### [Required task]
Can you copy out the entries word for word, starting at the line that contains "Patent image size: (432, 383)." and stopping after the line that contains "The flattener slide 85 is at (328, 118)."?

Stored items
════

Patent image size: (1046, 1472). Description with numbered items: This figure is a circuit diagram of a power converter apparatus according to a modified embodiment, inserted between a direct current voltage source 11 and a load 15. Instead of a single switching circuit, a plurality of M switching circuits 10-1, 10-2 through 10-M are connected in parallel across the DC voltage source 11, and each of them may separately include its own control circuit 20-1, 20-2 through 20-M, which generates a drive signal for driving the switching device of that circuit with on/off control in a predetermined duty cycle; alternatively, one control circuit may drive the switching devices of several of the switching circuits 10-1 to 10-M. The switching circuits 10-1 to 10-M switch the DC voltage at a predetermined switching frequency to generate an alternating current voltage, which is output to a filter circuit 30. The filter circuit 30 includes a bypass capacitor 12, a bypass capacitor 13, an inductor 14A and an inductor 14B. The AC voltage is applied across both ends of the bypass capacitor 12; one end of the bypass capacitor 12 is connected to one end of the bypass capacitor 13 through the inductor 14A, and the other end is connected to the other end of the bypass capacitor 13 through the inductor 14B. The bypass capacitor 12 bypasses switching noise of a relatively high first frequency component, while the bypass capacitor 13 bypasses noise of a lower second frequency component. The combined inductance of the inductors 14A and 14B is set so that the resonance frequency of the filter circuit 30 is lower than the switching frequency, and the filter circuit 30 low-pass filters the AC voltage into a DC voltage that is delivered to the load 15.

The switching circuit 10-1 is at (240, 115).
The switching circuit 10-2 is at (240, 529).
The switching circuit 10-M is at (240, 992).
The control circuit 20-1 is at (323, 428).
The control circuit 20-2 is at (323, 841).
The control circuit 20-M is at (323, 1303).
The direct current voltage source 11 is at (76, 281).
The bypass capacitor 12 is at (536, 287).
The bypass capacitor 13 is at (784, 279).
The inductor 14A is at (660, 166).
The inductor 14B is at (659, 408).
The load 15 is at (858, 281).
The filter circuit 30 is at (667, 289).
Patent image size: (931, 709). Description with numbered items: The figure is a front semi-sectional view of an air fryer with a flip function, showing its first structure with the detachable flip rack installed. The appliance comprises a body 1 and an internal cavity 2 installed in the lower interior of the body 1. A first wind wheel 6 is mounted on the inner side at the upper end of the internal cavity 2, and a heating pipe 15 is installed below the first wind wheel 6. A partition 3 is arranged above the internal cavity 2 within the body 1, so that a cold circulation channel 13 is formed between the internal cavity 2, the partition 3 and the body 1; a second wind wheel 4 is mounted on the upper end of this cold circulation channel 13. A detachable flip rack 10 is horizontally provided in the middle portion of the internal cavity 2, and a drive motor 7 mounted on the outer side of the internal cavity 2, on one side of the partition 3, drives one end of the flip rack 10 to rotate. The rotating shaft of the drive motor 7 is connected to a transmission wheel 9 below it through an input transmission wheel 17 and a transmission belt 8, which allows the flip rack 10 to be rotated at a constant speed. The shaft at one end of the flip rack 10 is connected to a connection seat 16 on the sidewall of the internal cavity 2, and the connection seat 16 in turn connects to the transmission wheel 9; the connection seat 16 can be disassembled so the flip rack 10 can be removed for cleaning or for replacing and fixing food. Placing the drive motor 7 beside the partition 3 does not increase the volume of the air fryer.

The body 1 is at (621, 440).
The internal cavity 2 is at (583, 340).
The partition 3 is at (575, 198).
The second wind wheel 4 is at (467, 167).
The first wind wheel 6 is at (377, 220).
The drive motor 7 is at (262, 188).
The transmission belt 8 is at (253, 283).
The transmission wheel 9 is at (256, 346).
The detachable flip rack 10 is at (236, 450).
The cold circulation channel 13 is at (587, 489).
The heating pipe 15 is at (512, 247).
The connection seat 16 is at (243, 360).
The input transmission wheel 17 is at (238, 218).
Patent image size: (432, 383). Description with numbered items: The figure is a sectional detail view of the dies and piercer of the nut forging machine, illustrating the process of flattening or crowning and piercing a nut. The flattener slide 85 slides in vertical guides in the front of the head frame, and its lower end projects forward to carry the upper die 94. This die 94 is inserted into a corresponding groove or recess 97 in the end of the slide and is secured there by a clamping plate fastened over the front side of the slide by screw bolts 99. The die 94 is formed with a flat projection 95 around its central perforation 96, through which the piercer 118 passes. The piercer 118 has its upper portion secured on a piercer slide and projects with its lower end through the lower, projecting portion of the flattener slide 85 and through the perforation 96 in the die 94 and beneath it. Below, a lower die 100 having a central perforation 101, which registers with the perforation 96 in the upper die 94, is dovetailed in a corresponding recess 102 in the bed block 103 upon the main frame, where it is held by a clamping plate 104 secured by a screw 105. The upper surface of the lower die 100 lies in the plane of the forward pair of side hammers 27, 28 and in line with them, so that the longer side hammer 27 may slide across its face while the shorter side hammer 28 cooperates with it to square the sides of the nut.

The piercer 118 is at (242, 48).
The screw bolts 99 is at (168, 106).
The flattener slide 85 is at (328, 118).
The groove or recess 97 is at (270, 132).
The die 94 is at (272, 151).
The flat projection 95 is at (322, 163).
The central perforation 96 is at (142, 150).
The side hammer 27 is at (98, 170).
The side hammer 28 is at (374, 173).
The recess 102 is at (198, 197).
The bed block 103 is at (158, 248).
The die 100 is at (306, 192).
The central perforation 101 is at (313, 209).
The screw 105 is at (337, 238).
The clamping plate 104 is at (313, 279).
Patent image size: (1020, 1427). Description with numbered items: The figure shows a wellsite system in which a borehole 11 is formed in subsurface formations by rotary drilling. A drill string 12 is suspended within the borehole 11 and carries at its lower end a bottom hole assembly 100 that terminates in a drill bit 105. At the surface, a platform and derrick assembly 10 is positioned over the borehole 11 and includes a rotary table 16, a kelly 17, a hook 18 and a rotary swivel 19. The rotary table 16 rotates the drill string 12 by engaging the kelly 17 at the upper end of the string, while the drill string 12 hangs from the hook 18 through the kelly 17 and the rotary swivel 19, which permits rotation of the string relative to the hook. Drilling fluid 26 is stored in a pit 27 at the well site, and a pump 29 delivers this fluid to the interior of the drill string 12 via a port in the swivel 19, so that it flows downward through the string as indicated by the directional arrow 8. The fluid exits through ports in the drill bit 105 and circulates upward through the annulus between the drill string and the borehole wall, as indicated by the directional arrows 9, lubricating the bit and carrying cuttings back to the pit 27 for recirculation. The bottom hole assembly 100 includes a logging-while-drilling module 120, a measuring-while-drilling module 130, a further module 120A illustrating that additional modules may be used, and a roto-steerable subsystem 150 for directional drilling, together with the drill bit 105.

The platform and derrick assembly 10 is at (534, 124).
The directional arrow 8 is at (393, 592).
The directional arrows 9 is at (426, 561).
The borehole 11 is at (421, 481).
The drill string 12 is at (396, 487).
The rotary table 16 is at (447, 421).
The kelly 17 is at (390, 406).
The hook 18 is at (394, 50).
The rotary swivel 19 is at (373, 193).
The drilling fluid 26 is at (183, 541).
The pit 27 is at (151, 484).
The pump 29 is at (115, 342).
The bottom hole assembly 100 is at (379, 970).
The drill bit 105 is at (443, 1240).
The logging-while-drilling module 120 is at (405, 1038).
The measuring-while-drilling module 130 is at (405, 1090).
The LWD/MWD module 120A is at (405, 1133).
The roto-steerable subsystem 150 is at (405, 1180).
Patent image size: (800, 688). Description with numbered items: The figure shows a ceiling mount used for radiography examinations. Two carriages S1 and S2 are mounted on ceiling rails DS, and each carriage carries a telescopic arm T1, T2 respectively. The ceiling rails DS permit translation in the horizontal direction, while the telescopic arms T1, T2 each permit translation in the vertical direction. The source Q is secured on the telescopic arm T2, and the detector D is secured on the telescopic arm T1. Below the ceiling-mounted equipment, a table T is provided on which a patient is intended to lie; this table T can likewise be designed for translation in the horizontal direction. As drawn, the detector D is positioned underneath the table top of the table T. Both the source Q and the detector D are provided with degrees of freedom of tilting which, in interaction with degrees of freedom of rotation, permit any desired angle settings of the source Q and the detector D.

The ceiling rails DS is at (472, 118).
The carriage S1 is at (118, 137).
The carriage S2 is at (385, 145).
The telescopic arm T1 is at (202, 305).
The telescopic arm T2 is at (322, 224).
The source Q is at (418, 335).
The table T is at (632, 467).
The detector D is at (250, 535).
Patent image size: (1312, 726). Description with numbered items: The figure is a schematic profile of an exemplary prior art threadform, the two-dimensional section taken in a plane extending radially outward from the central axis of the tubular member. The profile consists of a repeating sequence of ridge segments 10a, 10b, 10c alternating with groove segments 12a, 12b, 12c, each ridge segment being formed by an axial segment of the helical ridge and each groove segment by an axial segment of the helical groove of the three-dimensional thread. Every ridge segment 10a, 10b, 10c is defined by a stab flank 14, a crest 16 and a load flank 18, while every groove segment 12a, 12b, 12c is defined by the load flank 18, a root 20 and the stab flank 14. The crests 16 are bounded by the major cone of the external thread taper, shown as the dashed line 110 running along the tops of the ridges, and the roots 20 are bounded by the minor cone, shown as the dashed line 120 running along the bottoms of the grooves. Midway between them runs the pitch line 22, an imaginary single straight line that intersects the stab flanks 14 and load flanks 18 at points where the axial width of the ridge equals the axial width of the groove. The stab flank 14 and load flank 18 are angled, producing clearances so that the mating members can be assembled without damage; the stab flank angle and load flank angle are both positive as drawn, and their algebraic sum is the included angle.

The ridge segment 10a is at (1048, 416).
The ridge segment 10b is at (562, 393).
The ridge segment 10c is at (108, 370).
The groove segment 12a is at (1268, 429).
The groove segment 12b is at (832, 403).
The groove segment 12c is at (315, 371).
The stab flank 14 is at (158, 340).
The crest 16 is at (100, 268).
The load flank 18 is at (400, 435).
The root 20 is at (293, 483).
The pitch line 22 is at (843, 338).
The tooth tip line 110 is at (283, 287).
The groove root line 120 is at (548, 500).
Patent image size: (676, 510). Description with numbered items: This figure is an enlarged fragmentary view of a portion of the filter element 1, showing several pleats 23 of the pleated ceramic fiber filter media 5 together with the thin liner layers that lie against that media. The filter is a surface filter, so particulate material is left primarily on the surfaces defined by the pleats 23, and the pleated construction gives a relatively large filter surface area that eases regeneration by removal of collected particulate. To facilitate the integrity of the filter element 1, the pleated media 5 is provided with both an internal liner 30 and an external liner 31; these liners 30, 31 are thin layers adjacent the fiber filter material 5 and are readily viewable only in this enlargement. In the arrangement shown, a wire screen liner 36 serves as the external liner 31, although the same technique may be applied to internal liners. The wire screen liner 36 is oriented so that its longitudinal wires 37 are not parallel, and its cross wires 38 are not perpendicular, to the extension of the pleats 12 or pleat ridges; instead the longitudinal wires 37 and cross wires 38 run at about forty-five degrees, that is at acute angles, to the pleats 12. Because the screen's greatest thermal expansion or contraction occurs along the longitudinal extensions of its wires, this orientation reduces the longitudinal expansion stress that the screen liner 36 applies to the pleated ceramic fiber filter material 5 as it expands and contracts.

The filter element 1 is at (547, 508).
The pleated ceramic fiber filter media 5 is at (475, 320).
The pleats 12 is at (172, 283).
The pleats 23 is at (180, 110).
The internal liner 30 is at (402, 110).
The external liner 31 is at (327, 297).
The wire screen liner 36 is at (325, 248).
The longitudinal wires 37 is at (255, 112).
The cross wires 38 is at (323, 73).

════

### [Written solution]
Patent image size: (432, 383). Description with numbered items: The figure is a sectional detail view of the dies and piercer of the nut forging machine, illustrating the process of flattening or crowning and piercing a nut. The flattener slide 85 slides in vertical guides in the front of the head frame, and its lower end projects forward to carry the upper die 94. This die 94 is inserted into a corresponding groove or recess 97 in the end of the slide and is secured there by a clamping plate fastened over the front side of the slide by screw bolts 99. The die 94 is formed with a flat projection 95 around its central perforation 96, through which the piercer 118 passes. The piercer 118 has its upper portion secured on a piercer slide and projects with its lower end through the lower, projecting portion of the flattener slide 85 and through the perforation 96 in the die 94 and beneath it. Below, a lower die 100 having a central perforation 101, which registers with the perforation 96 in the upper die 94, is dovetailed in a corresponding recess 102 in the bed block 103 upon the main frame, where it is held by a clamping plate 104 secured by a screw 105. The upper surface of the lower die 100 lies in the plane of the forward pair of side hammers 27, 28 and in line with them, so that the longer side hammer 27 may slide across its face while the shorter side hammer 28 cooperates with it to square the sides of the nut.

The piercer 118 is at (242, 48).
The screw bolts 99 is at (168, 106).
The flattener slide 85 is at (328, 118).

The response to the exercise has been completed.